# START OF Record set

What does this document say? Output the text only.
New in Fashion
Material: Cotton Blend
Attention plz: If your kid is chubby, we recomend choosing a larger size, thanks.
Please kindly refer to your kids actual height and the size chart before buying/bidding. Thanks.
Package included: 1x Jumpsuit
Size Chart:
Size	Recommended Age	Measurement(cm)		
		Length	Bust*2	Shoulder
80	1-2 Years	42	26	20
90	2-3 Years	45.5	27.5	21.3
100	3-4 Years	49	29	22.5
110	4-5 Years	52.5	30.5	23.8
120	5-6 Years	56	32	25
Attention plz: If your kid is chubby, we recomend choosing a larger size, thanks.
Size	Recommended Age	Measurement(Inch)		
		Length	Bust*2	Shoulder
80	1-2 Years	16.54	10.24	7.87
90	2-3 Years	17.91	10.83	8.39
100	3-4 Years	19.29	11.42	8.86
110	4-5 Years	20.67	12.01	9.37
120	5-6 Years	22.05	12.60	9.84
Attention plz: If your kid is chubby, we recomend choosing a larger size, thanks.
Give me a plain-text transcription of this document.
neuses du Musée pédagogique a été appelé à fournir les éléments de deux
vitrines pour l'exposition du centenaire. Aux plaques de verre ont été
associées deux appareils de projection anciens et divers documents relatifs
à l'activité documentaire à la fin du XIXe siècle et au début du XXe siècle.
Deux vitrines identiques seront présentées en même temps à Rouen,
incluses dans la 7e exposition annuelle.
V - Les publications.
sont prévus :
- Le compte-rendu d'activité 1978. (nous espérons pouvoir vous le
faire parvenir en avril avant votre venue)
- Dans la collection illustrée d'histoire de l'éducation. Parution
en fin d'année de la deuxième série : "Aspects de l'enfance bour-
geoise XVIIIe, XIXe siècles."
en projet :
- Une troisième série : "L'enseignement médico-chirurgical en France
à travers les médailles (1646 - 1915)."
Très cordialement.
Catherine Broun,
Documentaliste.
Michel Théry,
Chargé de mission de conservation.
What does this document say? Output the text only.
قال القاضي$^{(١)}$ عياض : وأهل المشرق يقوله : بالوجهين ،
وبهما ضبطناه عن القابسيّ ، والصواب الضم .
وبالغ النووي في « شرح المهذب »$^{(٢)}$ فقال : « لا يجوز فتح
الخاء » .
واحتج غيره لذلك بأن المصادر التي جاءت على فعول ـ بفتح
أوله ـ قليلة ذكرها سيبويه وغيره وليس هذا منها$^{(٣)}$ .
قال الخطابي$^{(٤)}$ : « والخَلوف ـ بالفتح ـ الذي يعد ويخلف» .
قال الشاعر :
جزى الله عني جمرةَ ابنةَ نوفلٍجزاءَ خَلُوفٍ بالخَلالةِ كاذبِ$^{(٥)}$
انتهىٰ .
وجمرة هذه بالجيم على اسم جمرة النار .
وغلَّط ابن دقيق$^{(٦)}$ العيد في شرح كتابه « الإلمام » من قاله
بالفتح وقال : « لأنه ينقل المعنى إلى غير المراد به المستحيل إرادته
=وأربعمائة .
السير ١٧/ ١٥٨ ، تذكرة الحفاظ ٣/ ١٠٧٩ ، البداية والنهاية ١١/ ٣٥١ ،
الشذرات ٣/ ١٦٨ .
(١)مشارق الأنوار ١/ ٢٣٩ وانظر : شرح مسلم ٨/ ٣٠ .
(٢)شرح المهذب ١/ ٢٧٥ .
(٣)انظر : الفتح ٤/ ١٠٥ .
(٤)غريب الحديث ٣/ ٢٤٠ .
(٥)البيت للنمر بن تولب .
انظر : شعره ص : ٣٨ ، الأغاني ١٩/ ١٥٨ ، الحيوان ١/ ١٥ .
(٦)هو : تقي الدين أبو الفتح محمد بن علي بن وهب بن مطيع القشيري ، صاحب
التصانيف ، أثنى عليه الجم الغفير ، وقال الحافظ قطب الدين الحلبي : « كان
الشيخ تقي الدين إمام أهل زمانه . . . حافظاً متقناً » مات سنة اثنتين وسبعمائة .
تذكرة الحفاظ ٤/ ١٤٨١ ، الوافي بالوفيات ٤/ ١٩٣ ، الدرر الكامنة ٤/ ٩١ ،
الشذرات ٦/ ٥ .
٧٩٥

# END OF Record set

_What you should do_
Type out the material again exactly as presented.

_The output_
What does this document say? Output the text only.
New in Fashion
Material: Cotton Blend
Attention plz: If your kid is chubby, we recomend choosing a larger size, thanks.
Please kindly refer to your kids actual height and the size chart before buying/bidding. Thanks.
Package included: 1x Jumpsuit
Size Chart:
Size	Recommended Age	Measurement(cm)		
		Length	Bust*2	Shoulder
80	1-2 Years	42	26	20
90	2-3 Years	45.5	27.5	21.3
100	3-4 Years	49	29	22.5
110	4-5 Years	52.5	30.5	23.8
120	5-6 Years	56	32	25
Attention plz: If your kid is chubby, we recomend choosing a larger size, thanks.
Size	Recommended Age	Measurement(Inch)		
		Length	Bust*2	Shoulder
80	1-2 Years	16.54	10.24	7.87
90	2-3 Years	17.91	10.83	8.39
100	3-4 Years	19.29	11.42	8.86
110	4-5 Years	20.67	12.01	9.37
120	5-6 Years	22.05	12.60	9.84
Attention plz: If your kid is chubby, we recomend choosing a larger size, thanks.
Give me a plain-text transcription of this document.
neuses du Musée pédagogique a été appelé à fournir les éléments de deux
vitrines pour l'exposition du centenaire. Aux plaques de verre ont été
associées deux appareils de projection anciens et divers documents relatifs
à l'activité documentaire à la fin du XIXe siècle et au début du XXe siècle.
Deux vitrines identiques seront présentées en même temps à Rouen,
incluses dans la 7e exposition annuelle.
V - Les publications.
sont prévus :
- Le compte-rendu d'activité 1978. (nous espérons pouvoir vous le
faire parvenir en avril avant votre venue)
- Dans la collection illustrée d'histoire de l'éducation. Parution
en fin d'année de la deuxième série : "Aspects de l'enfance bour-
geoise XVIIIe, XIXe siècles."
en projet :
- Une troisième série : "L'enseignement médico-chirurgical en France
à travers les médailles (1646 - 1915)."
Très cordialement.
Catherine Broun,
Documentaliste.
Michel Théry,
Chargé de mission de conservation.
What does this document say? Output the text only.
قال القاضي$^{(١)}$ عياض : وأهل المشرق يقوله : بالوجهين ،
وبهما ضبطناه عن القابسيّ ، والصواب الضم .
وبالغ النووي في « شرح المهذب »$^{(٢)}$ فقال : « لا يجوز فتح
الخاء » .
واحتج غيره لذلك بأن المصادر التي جاءت على فعول ـ بفتح
أوله ـ قليلة ذكرها سيبويه وغيره وليس هذا منها$^{(٣)}$ .
قال الخطابي$^{(٤)}$ : « والخَلوف ـ بالفتح ـ الذي يعد ويخلف» .
قال الشاعر :
جزى الله عني جمرةَ ابنةَ نوفلٍجزاءَ خَلُوفٍ بالخَلالةِ كاذبِ$^{(٥)}$
انتهىٰ .
وجمرة هذه بالجيم على اسم جمرة النار .
وغلَّط ابن دقيق$^{(٦)}$ العيد في شرح كتابه « الإلمام » من قاله
بالفتح وقال : « لأنه ينقل المعنى إلى غير المراد به المستحيل إرادته
=وأربعمائة .
السير ١٧/ ١٥٨ ، تذكرة الحفاظ ٣/ ١٠٧٩ ، البداية والنهاية ١١/ ٣٥١ ،
الشذرات ٣/ ١٦٨ .
(١)مشارق الأنوار ١/ ٢٣٩ وانظر : شرح مسلم ٨/ ٣٠ .
(٢)شرح المهذب ١/ ٢٧٥ .
(٣)انظر : الفتح ٤/ ١٠٥ .
(٤)غريب الحديث ٣/ ٢٤٠ .
(٥)البيت للنمر بن تولب .
انظر : شعره ص : ٣٨ ، الأغاني ١٩/ ١٥٨ ، الحيوان ١/ ١٥ .
(٦)هو : تقي الدين أبو الفتح محمد بن علي بن وهب بن مطيع القشيري ، صاحب
التصانيف ، أثنى عليه الجم الغفير ، وقال الحافظ قطب الدين الحلبي : « كان
الشيخ تقي الدين إمام أهل زمانه . . . حافظاً متقناً » مات سنة اثنتين وسبعمائة .
تذكرة الحفاظ ٤/ ١٤٨١ ، الوافي بالوفيات ٤/ ١٩٣ ، الدرر الكامنة ٤/ ٩١ ،
الشذرات ٦/ ٥ .
٧٩٥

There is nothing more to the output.